Your task is to transcribe the data in full.

◆ **MATERIAL FOR THIS EXERCISE**
☆ ☆ ☆ ☆ ☆ ☆ ☆

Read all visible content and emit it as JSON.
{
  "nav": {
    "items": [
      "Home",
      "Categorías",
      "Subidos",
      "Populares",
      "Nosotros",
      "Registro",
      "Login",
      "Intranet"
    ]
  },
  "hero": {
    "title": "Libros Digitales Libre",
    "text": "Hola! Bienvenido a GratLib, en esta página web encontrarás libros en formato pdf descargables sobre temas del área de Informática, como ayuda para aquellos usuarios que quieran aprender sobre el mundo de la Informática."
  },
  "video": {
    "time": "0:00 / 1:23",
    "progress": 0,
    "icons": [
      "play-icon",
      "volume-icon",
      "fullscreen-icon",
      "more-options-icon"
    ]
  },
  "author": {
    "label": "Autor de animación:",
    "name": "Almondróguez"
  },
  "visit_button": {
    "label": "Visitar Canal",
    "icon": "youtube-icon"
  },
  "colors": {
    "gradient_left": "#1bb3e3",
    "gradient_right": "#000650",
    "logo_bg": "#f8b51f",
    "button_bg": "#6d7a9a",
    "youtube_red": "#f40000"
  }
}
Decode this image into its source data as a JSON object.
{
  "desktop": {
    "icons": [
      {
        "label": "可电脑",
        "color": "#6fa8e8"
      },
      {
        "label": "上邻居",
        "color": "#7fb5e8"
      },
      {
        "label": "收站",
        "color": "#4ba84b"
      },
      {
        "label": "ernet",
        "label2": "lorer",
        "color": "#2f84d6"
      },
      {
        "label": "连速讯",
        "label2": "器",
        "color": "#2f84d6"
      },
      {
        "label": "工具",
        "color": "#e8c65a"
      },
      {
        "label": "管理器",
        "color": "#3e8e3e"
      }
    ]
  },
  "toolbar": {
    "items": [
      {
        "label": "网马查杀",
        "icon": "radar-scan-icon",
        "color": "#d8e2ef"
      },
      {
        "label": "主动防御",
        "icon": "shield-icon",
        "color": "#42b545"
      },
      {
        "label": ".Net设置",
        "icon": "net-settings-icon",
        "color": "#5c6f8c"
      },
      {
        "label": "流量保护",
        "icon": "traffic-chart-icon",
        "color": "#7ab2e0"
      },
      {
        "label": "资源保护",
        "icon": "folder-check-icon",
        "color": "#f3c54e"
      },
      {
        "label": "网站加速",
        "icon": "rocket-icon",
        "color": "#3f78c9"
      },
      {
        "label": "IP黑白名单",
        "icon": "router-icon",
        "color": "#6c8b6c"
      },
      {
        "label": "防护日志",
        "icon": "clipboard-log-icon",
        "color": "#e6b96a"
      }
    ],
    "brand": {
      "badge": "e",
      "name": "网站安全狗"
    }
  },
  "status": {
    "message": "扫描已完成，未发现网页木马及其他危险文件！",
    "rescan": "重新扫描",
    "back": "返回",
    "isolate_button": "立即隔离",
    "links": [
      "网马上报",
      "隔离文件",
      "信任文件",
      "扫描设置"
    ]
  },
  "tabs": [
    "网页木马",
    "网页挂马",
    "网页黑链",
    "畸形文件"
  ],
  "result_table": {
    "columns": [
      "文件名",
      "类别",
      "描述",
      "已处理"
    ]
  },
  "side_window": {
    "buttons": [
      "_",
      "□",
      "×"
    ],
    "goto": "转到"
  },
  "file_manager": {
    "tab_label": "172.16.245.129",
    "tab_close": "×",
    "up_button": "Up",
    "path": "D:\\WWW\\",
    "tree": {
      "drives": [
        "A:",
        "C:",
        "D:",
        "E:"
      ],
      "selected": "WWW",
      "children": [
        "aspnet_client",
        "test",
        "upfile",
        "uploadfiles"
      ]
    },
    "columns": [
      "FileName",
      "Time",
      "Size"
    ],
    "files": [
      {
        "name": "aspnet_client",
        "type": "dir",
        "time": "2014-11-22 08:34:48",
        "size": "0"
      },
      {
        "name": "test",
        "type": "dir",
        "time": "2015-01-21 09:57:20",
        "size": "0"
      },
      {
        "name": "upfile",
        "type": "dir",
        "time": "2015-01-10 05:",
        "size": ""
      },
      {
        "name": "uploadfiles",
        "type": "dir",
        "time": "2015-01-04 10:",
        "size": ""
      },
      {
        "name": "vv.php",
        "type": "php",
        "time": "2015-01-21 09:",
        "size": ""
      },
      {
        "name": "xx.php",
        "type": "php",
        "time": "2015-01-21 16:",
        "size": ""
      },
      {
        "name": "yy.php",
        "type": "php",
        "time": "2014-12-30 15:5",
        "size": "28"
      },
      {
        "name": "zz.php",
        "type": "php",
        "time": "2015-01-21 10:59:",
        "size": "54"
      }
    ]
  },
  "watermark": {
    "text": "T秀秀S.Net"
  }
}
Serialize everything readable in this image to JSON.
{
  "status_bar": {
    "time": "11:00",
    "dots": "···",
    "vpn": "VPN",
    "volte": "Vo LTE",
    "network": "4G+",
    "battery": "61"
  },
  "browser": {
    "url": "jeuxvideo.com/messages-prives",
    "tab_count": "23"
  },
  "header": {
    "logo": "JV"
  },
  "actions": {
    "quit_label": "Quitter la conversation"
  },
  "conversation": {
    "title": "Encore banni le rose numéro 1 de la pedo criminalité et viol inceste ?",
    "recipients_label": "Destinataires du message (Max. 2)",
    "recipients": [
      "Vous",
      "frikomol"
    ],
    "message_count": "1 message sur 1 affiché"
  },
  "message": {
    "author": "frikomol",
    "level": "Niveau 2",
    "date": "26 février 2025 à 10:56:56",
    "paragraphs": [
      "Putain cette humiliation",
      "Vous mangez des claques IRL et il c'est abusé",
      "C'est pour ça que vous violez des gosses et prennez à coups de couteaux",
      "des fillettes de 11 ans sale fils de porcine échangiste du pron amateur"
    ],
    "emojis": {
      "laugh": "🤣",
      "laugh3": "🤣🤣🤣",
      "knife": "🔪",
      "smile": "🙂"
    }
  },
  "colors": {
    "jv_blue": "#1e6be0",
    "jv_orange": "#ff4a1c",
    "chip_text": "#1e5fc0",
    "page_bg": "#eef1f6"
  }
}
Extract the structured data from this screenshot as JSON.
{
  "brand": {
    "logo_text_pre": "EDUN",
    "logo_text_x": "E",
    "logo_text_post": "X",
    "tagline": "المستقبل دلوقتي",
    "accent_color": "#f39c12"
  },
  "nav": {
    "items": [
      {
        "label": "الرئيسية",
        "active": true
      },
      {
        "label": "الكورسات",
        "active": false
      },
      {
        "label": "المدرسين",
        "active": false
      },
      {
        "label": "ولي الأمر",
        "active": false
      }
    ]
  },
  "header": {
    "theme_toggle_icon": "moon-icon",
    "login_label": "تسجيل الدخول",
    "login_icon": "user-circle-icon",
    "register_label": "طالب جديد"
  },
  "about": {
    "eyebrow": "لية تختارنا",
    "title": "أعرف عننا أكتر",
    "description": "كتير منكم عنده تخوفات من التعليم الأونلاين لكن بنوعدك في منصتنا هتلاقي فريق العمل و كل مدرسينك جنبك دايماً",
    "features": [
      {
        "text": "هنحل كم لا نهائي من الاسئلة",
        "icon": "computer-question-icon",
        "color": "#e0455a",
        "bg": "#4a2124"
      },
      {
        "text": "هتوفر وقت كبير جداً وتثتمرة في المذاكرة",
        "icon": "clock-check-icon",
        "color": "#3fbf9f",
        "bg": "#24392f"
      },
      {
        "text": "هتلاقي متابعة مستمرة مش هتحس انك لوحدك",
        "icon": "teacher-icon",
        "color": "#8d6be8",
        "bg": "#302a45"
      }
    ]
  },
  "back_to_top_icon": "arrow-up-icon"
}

☆ ☆ ☆ ☆ ☆ ☆ ☆

◆ **WRITTEN SOLUTION**
Read all visible content and emit it as JSON.
{
  "nav": {
    "items": [
      "Home",
      "Categorías",
      "Subidos",
      "Populares",
      "Nosotros",
      "Registro",
      "Login",
      "Intranet"
    ]
  },
  "hero": {
    "title": "Libros Digitales Libre",
    "text": "Hola! Bienvenido a GratLib, en esta página web encontrarás libros en formato pdf descargables sobre temas del área de Informática, como ayuda para aquellos usuarios que quieran aprender sobre el mundo de la Informática."
  },
  "video": {
    "time": "0:00 / 1:23",
    "progress": 0,
    "icons": [
      "play-icon",
      "volume-icon",
      "fullscreen-icon",
      "more-options-icon"
    ]
  },
  "author": {
    "label": "Autor de animación:",
    "name": "Almondróguez"
  },
  "visit_button": {
    "label": "Visitar Canal",
    "icon": "youtube-icon"
  },
  "colors": {
    "gradient_left": "#1bb3e3",
    "gradient_right": "#000650",
    "logo_bg": "#f8b51f",
    "button_bg": "#6d7a9a",
    "youtube_red": "#f40000"
  }
}
Decode this image into its source data as a JSON object.
{
  "desktop": {
    "icons": [
      {
        "label": "可电脑",
        "color": "#6fa8e8"
      },
      {
        "label": "上邻居",
        "color": "#7fb5e8"
      },
      {
        "label": "收站",
        "color": "#4ba84b"
      },
      {
        "label": "ernet",
        "label2": "lorer",
        "color": "#2f84d6"
      },
      {
        "label": "连速讯",
        "label2": "器",
        "color": "#2f84d6"
      },
      {
        "label": "工具",
        "color": "#e8c65a"
      },
      {
        "label": "管理器",
        "color": "#3e8e3e"
      }
    ]
  },
  "toolbar": {
    "items": [
      {
        "label": "网马查杀",
        "icon": "radar-scan-icon",
        "color": "#d8e2ef"
      },
      {
        "label": "主动防御",
        "icon": "shield-icon",
        "color": "#42b545"
      },
      {
        "label": ".Net设置",
        "icon": "net-settings-icon",
        "color": "#5c6f8c"
      },
      {
        "label": "流量保护",
        "icon": "traffic-chart-icon",
        "color": "#7ab2e0"
      },
      {
        "label": "资源保护",
        "icon": "folder-check-icon",
        "color": "#f3c54e"
      },
      {
        "label": "网站加速",
        "icon": "rocket-icon",
        "color": "#3f78c9"
      },
      {
        "label": "IP黑白名单",
        "icon": "router-icon",
        "color": "#6c8b6c"
      },
      {
        "label": "防护日志",
        "icon": "clipboard-log-icon",
        "color": "#e6b96a"
      }
    ],
    "brand": {
      "badge": "e",
      "name": "网站安全狗"
    }
  },
  "status": {
    "message": "扫描已完成，未发现网页木马及其他危险文件！",
    "rescan": "重新扫描",
    "back": "返回",
    "isolate_button": "立即隔离",
    "links": [
      "网马上报",
      "隔离文件",
      "信任文件",
      "扫描设置"
    ]
  },
  "tabs": [
    "网页木马",
    "网页挂马",
    "网页黑链",
    "畸形文件"
  ],
  "result_table": {
    "columns": [
      "文件名",
      "类别",
      "描述",
      "已处理"
    ]
  },
  "side_window": {
    "buttons": [
      "_",
      "□",
      "×"
    ],
    "goto": "转到"
  },
  "file_manager": {
    "tab_label": "172.16.245.129",
    "tab_close": "×",
    "up_button": "Up",
    "path": "D:\\WWW\\",
    "tree": {
      "drives": [
        "A:",
        "C:",
        "D:",
        "E:"
      ],
      "selected": "WWW",
      "children": [
        "aspnet_client",
        "test",
        "upfile",
        "uploadfiles"
      ]
    },
    "columns": [
      "FileName",
      "Time",
      "Size"
    ],
    "files": [
      {
        "name": "aspnet_client",
        "type": "dir",
        "time": "2014-11-22 08:34:48",
        "size": "0"
      },
      {
        "name": "test",
        "type": "dir",
        "time": "2015-01-21 09:57:20",
        "size": "0"
      },
      {
        "name": "upfile",
        "type": "dir",
        "time": "2015-01-10 05:",
        "size": ""
      },
      {
        "name": "uploadfiles",
        "type": "dir",
        "time": "2015-01-04 10:",
        "size": ""
      },
      {
        "name": "vv.php",
        "type": "php",
        "time": "2015-01-21 09:",
        "size": ""
      },
      {
        "name": "xx.php",
        "type": "php",
        "time": "2015-01-21 16:",
        "size": ""
      },
      {
        "name": "yy.php",
        "type": "php",
        "time": "2014-12-30 15:5",
        "size": "28"
      },
      {
        "name": "zz.php",
        "type": "php",
        "time": "2015-01-21 10:59:",
        "size": "54"
      }
    ]
  },
  "watermark": {
    "text": "T秀秀S.Net"
  }
}
Serialize everything readable in this image to JSON.
{
  "status_bar": {
    "time": "11:00",
    "dots": "···",
    "vpn": "VPN",
    "volte": "Vo LTE",
    "network": "4G+",
    "battery": "61"
  },
  "browser": {
    "url": "jeuxvideo.com/messages-prives",
    "tab_count": "23"
  },
  "header": {
    "logo": "JV"
  },
  "actions": {
    "quit_label": "Quitter la conversation"
  },
  "conversation": {
    "title": "Encore banni le rose numéro 1 de la pedo criminalité et viol inceste ?",
    "recipients_label": "Destinataires du message (Max. 2)",
    "recipients": [
      "Vous",
      "frikomol"
    ],
    "message_count": "1 message sur 1 affiché"
  },
  "message": {
    "author": "frikomol",
    "level": "Niveau 2",
    "date": "26 février 2025 à 10:56:56",
    "paragraphs": [
      "Putain cette humiliation",
      "Vous mangez des claques IRL et il c'est abusé",
      "C'est pour ça que vous violez des gosses et prennez à coups de couteaux",
      "des fillettes de 11 ans sale fils de porcine échangiste du pron amateur"
    ],
    "emojis": {
      "laugh": "🤣",
      "laugh3": "🤣🤣🤣",
      "knife": "🔪",
      "smile": "🙂"
    }
  },
  "colors": {
    "jv_blue": "#1e6be0",
    "jv_orange": "#ff4a1c",
    "chip_text": "#1e5fc0",
    "page_bg": "#eef1f6"
  }
}
Extract the structured data from this screenshot as JSON.
{
  "brand": {
    "logo_text_pre": "EDUN",
    "logo_text_x": "E",
    "logo_text_post": "X",
    "tagline": "المستقبل دلوقتي",
    "accent_color": "#f39c12"
  },
  "nav": {
    "items": [
      {
        "label": "الرئيسية",
        "active": true
      },
      {
        "label": "الكورسات",
        "active": false
      },
      {
        "label": "المدرسين",
        "active": false
      },
      {
        "label": "ولي الأمر",
        "active": false
      }
    ]
  },
  "header": {
    "theme_toggle_icon": "moon-icon",
    "login_label": "تسجيل الدخول",
    "login_icon": "user-circle-icon",
    "register_label": "طالب جديد"
  },
  "about": {
    "eyebrow": "لية تختارنا",
    "title": "أعرف عننا أكتر",
    "description": "كتير منكم عنده تخوفات من التعليم الأونلاين لكن بنوعدك في منصتنا هتلاقي فريق العمل و كل مدرسينك جنبك دايماً",
    "features": [
      {
        "text": "هنحل كم لا نهائي من الاسئلة",
        "icon": "computer-question-icon",
        "color": "#e0455a",
        "bg": "#4a2124"
      },
      {
        "text": "هتوفر وقت كبير جداً وتثتمرة في المذاكرة",
        "icon": "clock-check-icon",
        "color": "#3fbf9f",
        "bg": "#24392f"
      },
      {
        "text": "هتلاقي متابعة مستمرة مش هتحس انك لوحدك",
        "icon": "teacher-icon",
        "color": "#8d6be8",
        "bg": "#302a45"
      }
    ]
  },
  "back_to_top_icon": "arrow-up-icon"
}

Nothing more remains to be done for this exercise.